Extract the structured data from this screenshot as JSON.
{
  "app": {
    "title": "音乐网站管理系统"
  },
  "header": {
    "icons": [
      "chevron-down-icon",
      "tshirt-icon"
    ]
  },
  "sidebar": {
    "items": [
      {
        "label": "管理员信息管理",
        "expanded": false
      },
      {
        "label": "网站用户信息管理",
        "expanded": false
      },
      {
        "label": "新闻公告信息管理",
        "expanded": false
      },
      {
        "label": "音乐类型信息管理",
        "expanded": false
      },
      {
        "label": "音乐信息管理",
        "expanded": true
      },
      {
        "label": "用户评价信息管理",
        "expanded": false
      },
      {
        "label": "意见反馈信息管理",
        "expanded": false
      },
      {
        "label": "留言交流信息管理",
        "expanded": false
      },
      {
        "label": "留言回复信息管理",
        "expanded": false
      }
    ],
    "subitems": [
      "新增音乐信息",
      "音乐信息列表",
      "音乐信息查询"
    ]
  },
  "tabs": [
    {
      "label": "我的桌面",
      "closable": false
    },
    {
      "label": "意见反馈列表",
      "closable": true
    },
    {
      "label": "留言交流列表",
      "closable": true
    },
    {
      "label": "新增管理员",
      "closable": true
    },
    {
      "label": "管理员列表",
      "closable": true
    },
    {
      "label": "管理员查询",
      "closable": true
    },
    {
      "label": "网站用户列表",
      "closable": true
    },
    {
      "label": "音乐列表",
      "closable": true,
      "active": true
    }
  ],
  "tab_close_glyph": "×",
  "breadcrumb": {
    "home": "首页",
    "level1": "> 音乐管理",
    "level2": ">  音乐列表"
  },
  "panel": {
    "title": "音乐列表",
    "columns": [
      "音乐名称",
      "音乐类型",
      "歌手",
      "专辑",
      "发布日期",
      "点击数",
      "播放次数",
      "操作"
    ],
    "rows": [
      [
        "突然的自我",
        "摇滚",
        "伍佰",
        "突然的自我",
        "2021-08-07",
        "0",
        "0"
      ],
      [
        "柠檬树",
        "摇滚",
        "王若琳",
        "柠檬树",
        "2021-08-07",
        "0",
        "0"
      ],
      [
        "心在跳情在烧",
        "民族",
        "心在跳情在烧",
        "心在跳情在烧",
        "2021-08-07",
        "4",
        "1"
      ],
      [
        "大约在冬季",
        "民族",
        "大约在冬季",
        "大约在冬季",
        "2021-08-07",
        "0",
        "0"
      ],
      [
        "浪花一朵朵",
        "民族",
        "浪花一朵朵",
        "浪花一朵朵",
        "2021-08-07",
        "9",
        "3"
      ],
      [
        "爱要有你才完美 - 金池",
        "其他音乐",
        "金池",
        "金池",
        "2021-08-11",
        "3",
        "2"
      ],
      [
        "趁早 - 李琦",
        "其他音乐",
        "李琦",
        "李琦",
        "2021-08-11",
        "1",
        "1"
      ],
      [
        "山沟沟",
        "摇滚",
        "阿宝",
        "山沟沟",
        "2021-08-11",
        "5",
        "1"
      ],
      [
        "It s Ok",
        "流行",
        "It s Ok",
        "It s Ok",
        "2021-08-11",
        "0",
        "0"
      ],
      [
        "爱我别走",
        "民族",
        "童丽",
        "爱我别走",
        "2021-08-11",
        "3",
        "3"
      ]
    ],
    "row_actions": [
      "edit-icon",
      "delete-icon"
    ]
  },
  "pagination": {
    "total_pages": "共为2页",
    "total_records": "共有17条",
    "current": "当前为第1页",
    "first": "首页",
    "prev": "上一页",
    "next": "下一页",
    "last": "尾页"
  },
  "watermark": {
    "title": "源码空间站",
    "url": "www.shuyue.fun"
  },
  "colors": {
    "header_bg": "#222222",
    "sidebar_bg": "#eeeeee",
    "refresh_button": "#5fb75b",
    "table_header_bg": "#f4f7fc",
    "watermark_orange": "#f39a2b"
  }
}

--- WHAT IS REQUIRED ---
Quote all of the entries exactly as they appear.

--- EXERCISE OUTPUT ---
Extract the structured data from this screenshot as JSON.
{
  "app": {
    "title": "音乐网站管理系统"
  },
  "header": {
    "icons": [
      "chevron-down-icon",
      "tshirt-icon"
    ]
  },
  "sidebar": {
    "items": [
      {
        "label": "管理员信息管理",
        "expanded": false
      },
      {
        "label": "网站用户信息管理",
        "expanded": false
      },
      {
        "label": "新闻公告信息管理",
        "expanded": false
      },
      {
        "label": "音乐类型信息管理",
        "expanded": false
      },
      {
        "label": "音乐信息管理",
        "expanded": true
      },
      {
        "label": "用户评价信息管理",
        "expanded": false
      },
      {
        "label": "意见反馈信息管理",
        "expanded": false
      },
      {
        "label": "留言交流信息管理",
        "expanded": false
      },
      {
        "label": "留言回复信息管理",
        "expanded": false
      }
    ],
    "subitems": [
      "新增音乐信息",
      "音乐信息列表",
      "音乐信息查询"
    ]
  },
  "tabs": [
    {
      "label": "我的桌面",
      "closable": false
    },
    {
      "label": "意见反馈列表",
      "closable": true
    },
    {
      "label": "留言交流列表",
      "closable": true
    },
    {
      "label": "新增管理员",
      "closable": true
    },
    {
      "label": "管理员列表",
      "closable": true
    },
    {
      "label": "管理员查询",
      "closable": true
    },
    {
      "label": "网站用户列表",
      "closable": true
    },
    {
      "label": "音乐列表",
      "closable": true,
      "active": true
    }
  ],
  "tab_close_glyph": "×",
  "breadcrumb": {
    "home": "首页",
    "level1": "> 音乐管理",
    "level2": ">  音乐列表"
  },
  "panel": {
    "title": "音乐列表",
    "columns": [
      "音乐名称",
      "音乐类型",
      "歌手",
      "专辑",
      "发布日期",
      "点击数",
      "播放次数",
      "操作"
    ],
    "rows": [
      [
        "突然的自我",
        "摇滚",
        "伍佰",
        "突然的自我",
        "2021-08-07",
        "0",
        "0"
      ],
      [
        "柠檬树",
        "摇滚",
        "王若琳",
        "柠檬树",
        "2021-08-07",
        "0",
        "0"
      ],
      [
        "心在跳情在烧",
        "民族",
        "心在跳情在烧",
        "心在跳情在烧",
        "2021-08-07",
        "4",
        "1"
      ],
      [
        "大约在冬季",
        "民族",
        "大约在冬季",
        "大约在冬季",
        "2021-08-07",
        "0",
        "0"
      ],
      [
        "浪花一朵朵",
        "民族",
        "浪花一朵朵",
        "浪花一朵朵",
        "2021-08-07",
        "9",
        "3"
      ],
      [
        "爱要有你才完美 - 金池",
        "其他音乐",
        "金池",
        "金池",
        "2021-08-11",
        "3",
        "2"
      ],
      [
        "趁早 - 李琦",
        "其他音乐",
        "李琦",
        "李琦",
        "2021-08-11",
        "1",
        "1"
      ],
      [
        "山沟沟",
        "摇滚",
        "阿宝",
        "山沟沟",
        "2021-08-11",
        "5",
        "1"
      ],
      [
        "It s Ok",
        "流行",
        "It s Ok",
        "It s Ok",
        "2021-08-11",
        "0",
        "0"
      ],
      [
        "爱我别走",
        "民族",
        "童丽",
        "爱我别走",
        "2021-08-11",
        "3",
        "3"
      ]
    ],
    "row_actions": [
      "edit-icon",
      "delete-icon"
    ]
  },
  "pagination": {
    "total_pages": "共为2页",
    "total_records": "共有17条",
    "current": "当前为第1页",
    "first": "首页",
    "prev": "上一页",
    "next": "下一页",
    "last": "尾页"
  },
  "watermark": {
    "title": "源码空间站",
    "url": "www.shuyue.fun"
  },
  "colors": {
    "header_bg": "#222222",
    "sidebar_bg": "#eeeeee",
    "refresh_button": "#5fb75b",
    "table_header_bg": "#f4f7fc",
    "watermark_orange": "#f39a2b"
  }
}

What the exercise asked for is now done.